Leave out the pictures and copy the remaining records exactly.

--- Start ---

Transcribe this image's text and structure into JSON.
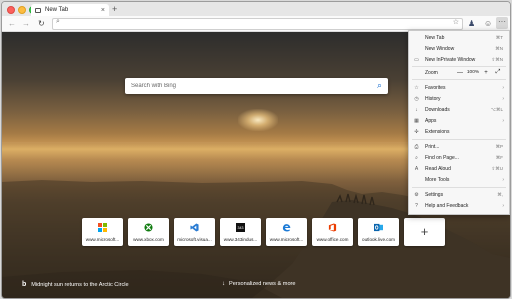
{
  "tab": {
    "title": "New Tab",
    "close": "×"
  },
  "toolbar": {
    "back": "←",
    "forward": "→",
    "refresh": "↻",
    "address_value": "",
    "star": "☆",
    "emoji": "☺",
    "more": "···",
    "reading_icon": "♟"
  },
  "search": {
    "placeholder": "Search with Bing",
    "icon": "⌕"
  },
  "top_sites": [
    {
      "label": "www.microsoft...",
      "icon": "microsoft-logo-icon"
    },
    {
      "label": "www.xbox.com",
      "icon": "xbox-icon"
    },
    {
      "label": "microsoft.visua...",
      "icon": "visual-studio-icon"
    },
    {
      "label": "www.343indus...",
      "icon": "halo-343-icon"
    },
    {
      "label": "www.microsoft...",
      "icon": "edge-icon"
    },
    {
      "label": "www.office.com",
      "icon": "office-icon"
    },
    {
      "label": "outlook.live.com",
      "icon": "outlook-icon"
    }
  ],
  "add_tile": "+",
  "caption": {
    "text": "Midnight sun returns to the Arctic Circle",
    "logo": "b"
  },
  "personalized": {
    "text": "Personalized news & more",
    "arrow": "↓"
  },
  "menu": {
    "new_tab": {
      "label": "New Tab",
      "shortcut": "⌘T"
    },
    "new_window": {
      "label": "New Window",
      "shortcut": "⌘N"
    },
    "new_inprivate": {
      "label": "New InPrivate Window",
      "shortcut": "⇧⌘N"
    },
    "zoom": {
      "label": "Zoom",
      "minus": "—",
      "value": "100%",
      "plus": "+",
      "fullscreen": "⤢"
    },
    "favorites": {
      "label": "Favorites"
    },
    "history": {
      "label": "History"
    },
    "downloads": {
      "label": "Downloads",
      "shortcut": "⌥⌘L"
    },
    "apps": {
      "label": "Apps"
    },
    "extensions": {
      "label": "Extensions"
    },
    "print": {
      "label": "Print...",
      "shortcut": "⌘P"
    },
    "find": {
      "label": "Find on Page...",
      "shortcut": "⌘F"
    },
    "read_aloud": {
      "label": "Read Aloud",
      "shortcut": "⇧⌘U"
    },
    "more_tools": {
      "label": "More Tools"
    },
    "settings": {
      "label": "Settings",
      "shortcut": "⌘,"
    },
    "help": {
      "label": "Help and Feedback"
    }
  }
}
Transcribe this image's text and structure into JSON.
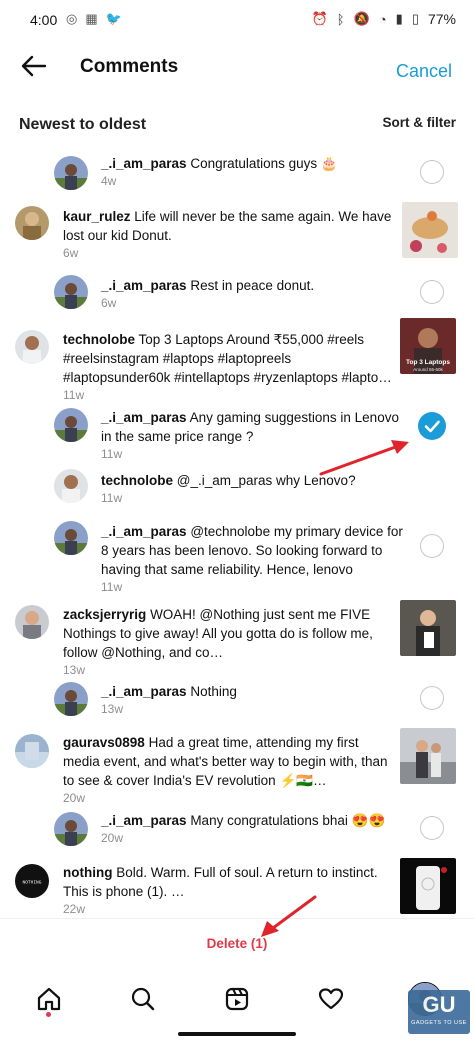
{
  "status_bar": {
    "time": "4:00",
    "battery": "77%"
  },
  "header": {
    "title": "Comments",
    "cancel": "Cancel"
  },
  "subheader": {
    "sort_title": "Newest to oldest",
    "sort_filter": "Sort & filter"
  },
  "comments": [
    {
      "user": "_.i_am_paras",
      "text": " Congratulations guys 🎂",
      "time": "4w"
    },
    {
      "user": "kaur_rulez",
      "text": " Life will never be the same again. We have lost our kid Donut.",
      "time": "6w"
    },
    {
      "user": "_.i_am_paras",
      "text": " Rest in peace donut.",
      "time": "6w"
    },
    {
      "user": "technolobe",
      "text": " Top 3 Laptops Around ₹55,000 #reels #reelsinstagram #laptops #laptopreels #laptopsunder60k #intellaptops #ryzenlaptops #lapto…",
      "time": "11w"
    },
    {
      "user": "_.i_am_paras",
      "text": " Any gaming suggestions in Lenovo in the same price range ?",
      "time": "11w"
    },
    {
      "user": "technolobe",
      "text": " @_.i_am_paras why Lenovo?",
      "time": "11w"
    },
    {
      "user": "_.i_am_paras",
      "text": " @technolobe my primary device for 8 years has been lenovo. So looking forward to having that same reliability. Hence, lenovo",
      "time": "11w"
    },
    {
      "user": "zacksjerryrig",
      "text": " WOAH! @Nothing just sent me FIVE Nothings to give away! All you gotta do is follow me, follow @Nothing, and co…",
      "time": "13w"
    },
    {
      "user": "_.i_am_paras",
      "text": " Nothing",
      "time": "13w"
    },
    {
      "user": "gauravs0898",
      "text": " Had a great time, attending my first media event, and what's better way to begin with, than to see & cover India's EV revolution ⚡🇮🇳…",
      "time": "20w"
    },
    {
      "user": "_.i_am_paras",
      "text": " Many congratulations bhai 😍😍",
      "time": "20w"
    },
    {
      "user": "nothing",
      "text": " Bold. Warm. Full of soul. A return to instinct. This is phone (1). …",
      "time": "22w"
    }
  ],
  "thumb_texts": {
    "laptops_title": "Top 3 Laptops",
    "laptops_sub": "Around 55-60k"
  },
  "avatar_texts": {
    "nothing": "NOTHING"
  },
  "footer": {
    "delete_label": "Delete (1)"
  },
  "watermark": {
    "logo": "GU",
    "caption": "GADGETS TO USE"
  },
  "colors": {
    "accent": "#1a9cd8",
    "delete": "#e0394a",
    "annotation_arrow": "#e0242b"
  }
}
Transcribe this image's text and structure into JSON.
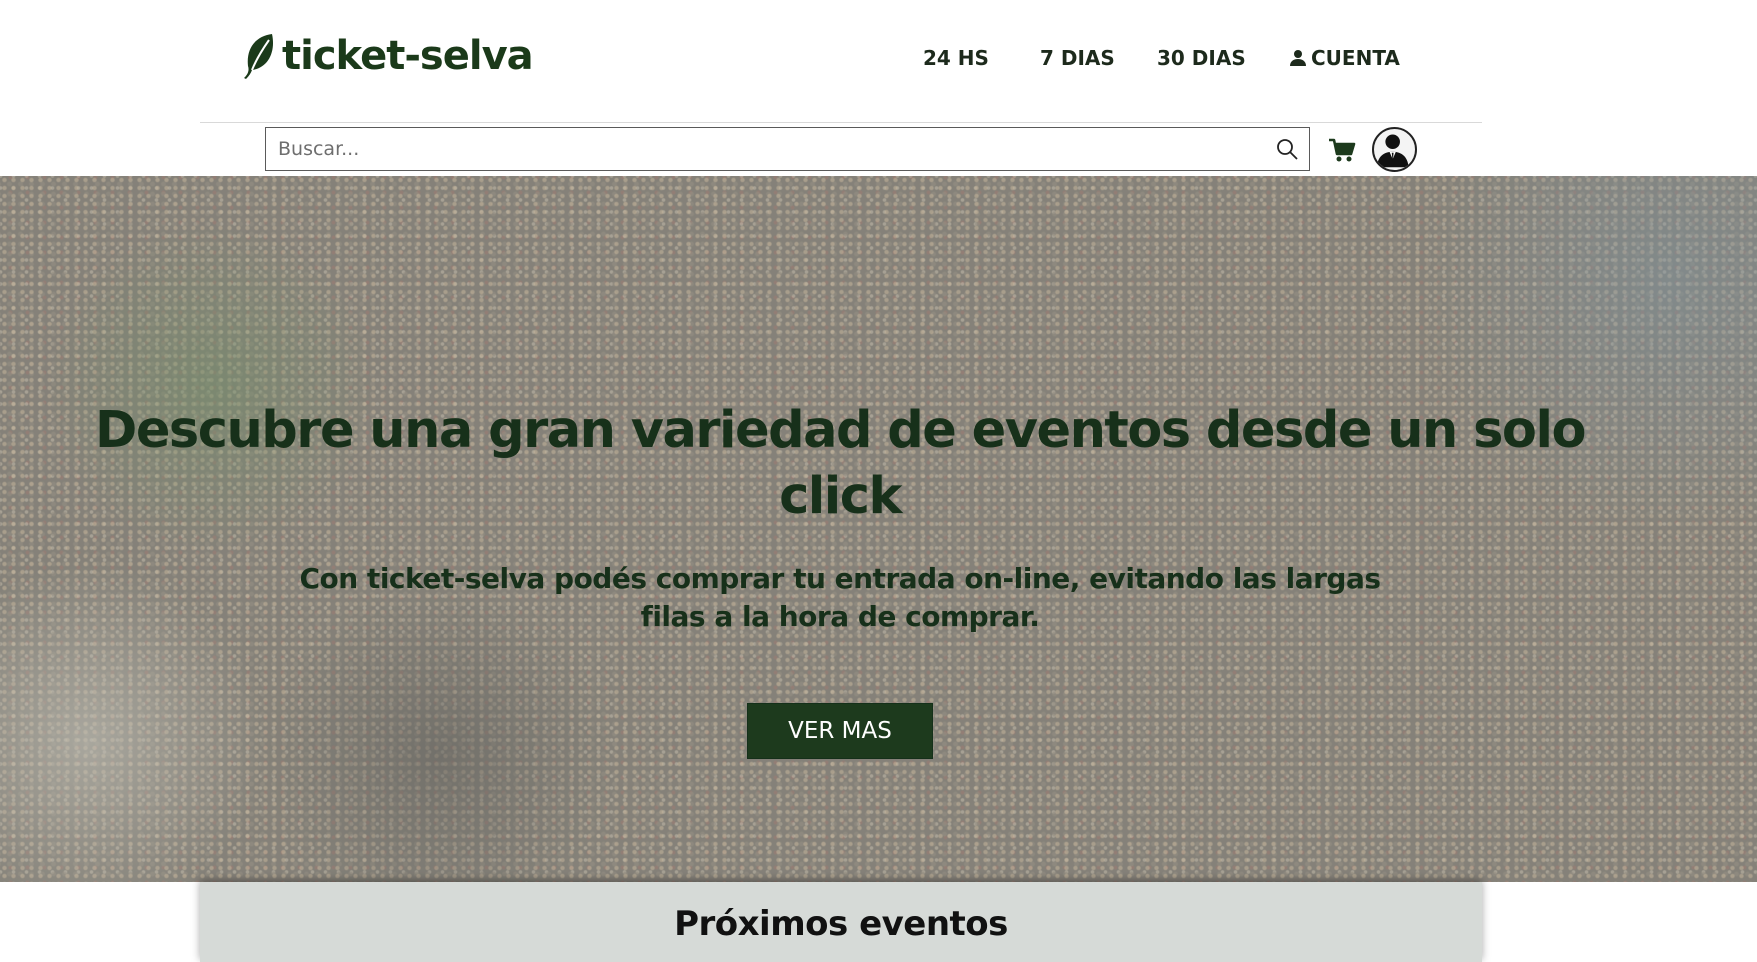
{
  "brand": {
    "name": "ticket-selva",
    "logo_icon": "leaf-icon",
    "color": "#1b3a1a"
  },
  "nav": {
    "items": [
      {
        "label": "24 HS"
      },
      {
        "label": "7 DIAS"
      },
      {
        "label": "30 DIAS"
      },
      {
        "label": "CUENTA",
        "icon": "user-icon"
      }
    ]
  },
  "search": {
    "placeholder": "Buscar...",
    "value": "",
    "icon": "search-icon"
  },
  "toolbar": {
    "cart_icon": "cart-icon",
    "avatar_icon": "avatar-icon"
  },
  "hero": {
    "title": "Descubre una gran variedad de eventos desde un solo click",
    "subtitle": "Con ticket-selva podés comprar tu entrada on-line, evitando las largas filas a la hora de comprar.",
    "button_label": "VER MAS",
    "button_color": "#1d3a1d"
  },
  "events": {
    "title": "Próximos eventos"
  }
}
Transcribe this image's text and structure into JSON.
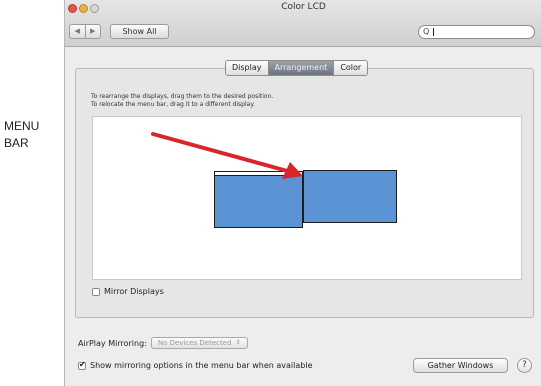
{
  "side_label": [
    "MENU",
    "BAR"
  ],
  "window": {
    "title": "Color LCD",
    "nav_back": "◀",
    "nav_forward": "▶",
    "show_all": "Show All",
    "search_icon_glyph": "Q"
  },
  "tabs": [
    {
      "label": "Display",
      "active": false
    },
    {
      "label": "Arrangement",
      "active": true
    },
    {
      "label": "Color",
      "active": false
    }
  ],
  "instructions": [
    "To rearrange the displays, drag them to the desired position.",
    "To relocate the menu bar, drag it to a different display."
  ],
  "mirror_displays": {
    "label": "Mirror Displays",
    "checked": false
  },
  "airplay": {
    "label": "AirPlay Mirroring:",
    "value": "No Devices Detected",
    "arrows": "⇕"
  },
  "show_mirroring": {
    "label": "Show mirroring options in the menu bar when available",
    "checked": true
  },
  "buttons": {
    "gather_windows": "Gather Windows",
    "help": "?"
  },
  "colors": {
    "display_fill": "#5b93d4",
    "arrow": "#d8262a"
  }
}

--- End ---

» Solution to this task:
Transcribe this image's text and structure into JSON.
{
  "tab": {
    "title": "New Tab",
    "close": "×"
  },
  "toolbar": {
    "back": "←",
    "forward": "→",
    "refresh": "↻",
    "address_value": "",
    "star": "☆",
    "emoji": "☺",
    "more": "···",
    "reading_icon": "♟"
  },
  "search": {
    "placeholder": "Search with Bing",
    "icon": "⌕"
  },
  "top_sites": [
    {
      "label": "www.microsoft...",
      "icon": "microsoft-logo-icon"
    },
    {
      "label": "www.xbox.com",
      "icon": "xbox-icon"
    },
    {
      "label": "microsoft.visua...",
      "icon": "visual-studio-icon"
    },
    {
      "label": "www.343indus...",
      "icon": "halo-343-icon"
    },
    {
      "label": "www.microsoft...",
      "icon": "edge-icon"
    },
    {
      "label": "www.office.com",
      "icon": "office-icon"
    },
    {
      "label": "outlook.live.com",
      "icon": "outlook-icon"
    }
  ],
  "add_tile": "+",
  "caption": {
    "text": "Midnight sun returns to the Arctic Circle",
    "logo": "b"
  },
  "personalized": {
    "text": "Personalized news & more",
    "arrow": "↓"
  },
  "menu": {
    "new_tab": {
      "label": "New Tab",
      "shortcut": "⌘T"
    },
    "new_window": {
      "label": "New Window",
      "shortcut": "⌘N"
    },
    "new_inprivate": {
      "label": "New InPrivate Window",
      "shortcut": "⇧⌘N"
    },
    "zoom": {
      "label": "Zoom",
      "minus": "—",
      "value": "100%",
      "plus": "+",
      "fullscreen": "⤢"
    },
    "favorites": {
      "label": "Favorites"
    },
    "history": {
      "label": "History"
    },
    "downloads": {
      "label": "Downloads",
      "shortcut": "⌥⌘L"
    },
    "apps": {
      "label": "Apps"
    },
    "extensions": {
      "label": "Extensions"
    },
    "print": {
      "label": "Print...",
      "shortcut": "⌘P"
    },
    "find": {
      "label": "Find on Page...",
      "shortcut": "⌘F"
    },
    "read_aloud": {
      "label": "Read Aloud",
      "shortcut": "⇧⌘U"
    },
    "more_tools": {
      "label": "More Tools"
    },
    "settings": {
      "label": "Settings",
      "shortcut": "⌘,"
    },
    "help": {
      "label": "Help and Feedback"
    }
  }
}
Transcribe this image's text and structure into JSON.
{
  "status_bar": {
    "time": "4:00",
    "battery": "77%"
  },
  "header": {
    "title": "Comments",
    "cancel": "Cancel"
  },
  "subheader": {
    "sort_title": "Newest to oldest",
    "sort_filter": "Sort & filter"
  },
  "comments": [
    {
      "user": "_.i_am_paras",
      "text": " Congratulations guys 🎂",
      "time": "4w"
    },
    {
      "user": "kaur_rulez",
      "text": " Life will never be the same again. We have lost our kid Donut.",
      "time": "6w"
    },
    {
      "user": "_.i_am_paras",
      "text": " Rest in peace donut.",
      "time": "6w"
    },
    {
      "user": "technolobe",
      "text": " Top 3 Laptops Around ₹55,000 #reels #reelsinstagram #laptops #laptopreels #laptopsunder60k #intellaptops #ryzenlaptops #lapto…",
      "time": "11w"
    },
    {
      "user": "_.i_am_paras",
      "text": " Any gaming suggestions in Lenovo in the same price range ?",
      "time": "11w"
    },
    {
      "user": "technolobe",
      "text": " @_.i_am_paras why Lenovo?",
      "time": "11w"
    },
    {
      "user": "_.i_am_paras",
      "text": " @technolobe my primary device for 8 years has been lenovo. So looking forward to having that same reliability. Hence, lenovo",
      "time": "11w"
    },
    {
      "user": "zacksjerryrig",
      "text": " WOAH! @Nothing just sent me FIVE Nothings to give away! All you gotta do is follow me, follow @Nothing, and co…",
      "time": "13w"
    },
    {
      "user": "_.i_am_paras",
      "text": " Nothing",
      "time": "13w"
    },
    {
      "user": "gauravs0898",
      "text": " Had a great time, attending my first media event, and what's better way to begin with, than to see & cover India's EV revolution ⚡🇮🇳…",
      "time": "20w"
    },
    {
      "user": "_.i_am_paras",
      "text": " Many congratulations bhai 😍😍",
      "time": "20w"
    },
    {
      "user": "nothing",
      "text": " Bold. Warm. Full of soul. A return to instinct. This is phone (1). …",
      "time": "22w"
    }
  ],
  "thumb_texts": {
    "laptops_title": "Top 3 Laptops",
    "laptops_sub": "Around 55-60k"
  },
  "avatar_texts": {
    "nothing": "NOTHING"
  },
  "footer": {
    "delete_label": "Delete (1)"
  },
  "watermark": {
    "logo": "GU",
    "caption": "GADGETS TO USE"
  },
  "colors": {
    "accent": "#1a9cd8",
    "delete": "#e0394a",
    "annotation_arrow": "#e0242b"
  }
}
Transcribe this image's text and structure into JSON.
{
  "brand": {
    "name": "ticket-selva",
    "logo_icon": "leaf-icon",
    "color": "#1b3a1a"
  },
  "nav": {
    "items": [
      {
        "label": "24 HS"
      },
      {
        "label": "7 DIAS"
      },
      {
        "label": "30 DIAS"
      },
      {
        "label": "CUENTA",
        "icon": "user-icon"
      }
    ]
  },
  "search": {
    "placeholder": "Buscar...",
    "value": "",
    "icon": "search-icon"
  },
  "toolbar": {
    "cart_icon": "cart-icon",
    "avatar_icon": "avatar-icon"
  },
  "hero": {
    "title": "Descubre una gran variedad de eventos desde un solo click",
    "subtitle": "Con ticket-selva podés comprar tu entrada on-line, evitando las largas filas a la hora de comprar.",
    "button_label": "VER MAS",
    "button_color": "#1d3a1d"
  },
  "events": {
    "title": "Próximos eventos"
  }
}
Transcribe this image's text and structure into JSON.
{
  "side_label": [
    "MENU",
    "BAR"
  ],
  "window": {
    "title": "Color LCD",
    "nav_back": "◀",
    "nav_forward": "▶",
    "show_all": "Show All",
    "search_icon_glyph": "Q"
  },
  "tabs": [
    {
      "label": "Display",
      "active": false
    },
    {
      "label": "Arrangement",
      "active": true
    },
    {
      "label": "Color",
      "active": false
    }
  ],
  "instructions": [
    "To rearrange the displays, drag them to the desired position.",
    "To relocate the menu bar, drag it to a different display."
  ],
  "mirror_displays": {
    "label": "Mirror Displays",
    "checked": false
  },
  "airplay": {
    "label": "AirPlay Mirroring:",
    "value": "No Devices Detected",
    "arrows": "⇕"
  },
  "show_mirroring": {
    "label": "Show mirroring options in the menu bar when available",
    "checked": true
  },
  "buttons": {
    "gather_windows": "Gather Windows",
    "help": "?"
  },
  "colors": {
    "display_fill": "#5b93d4",
    "arrow": "#d8262a"
  }
}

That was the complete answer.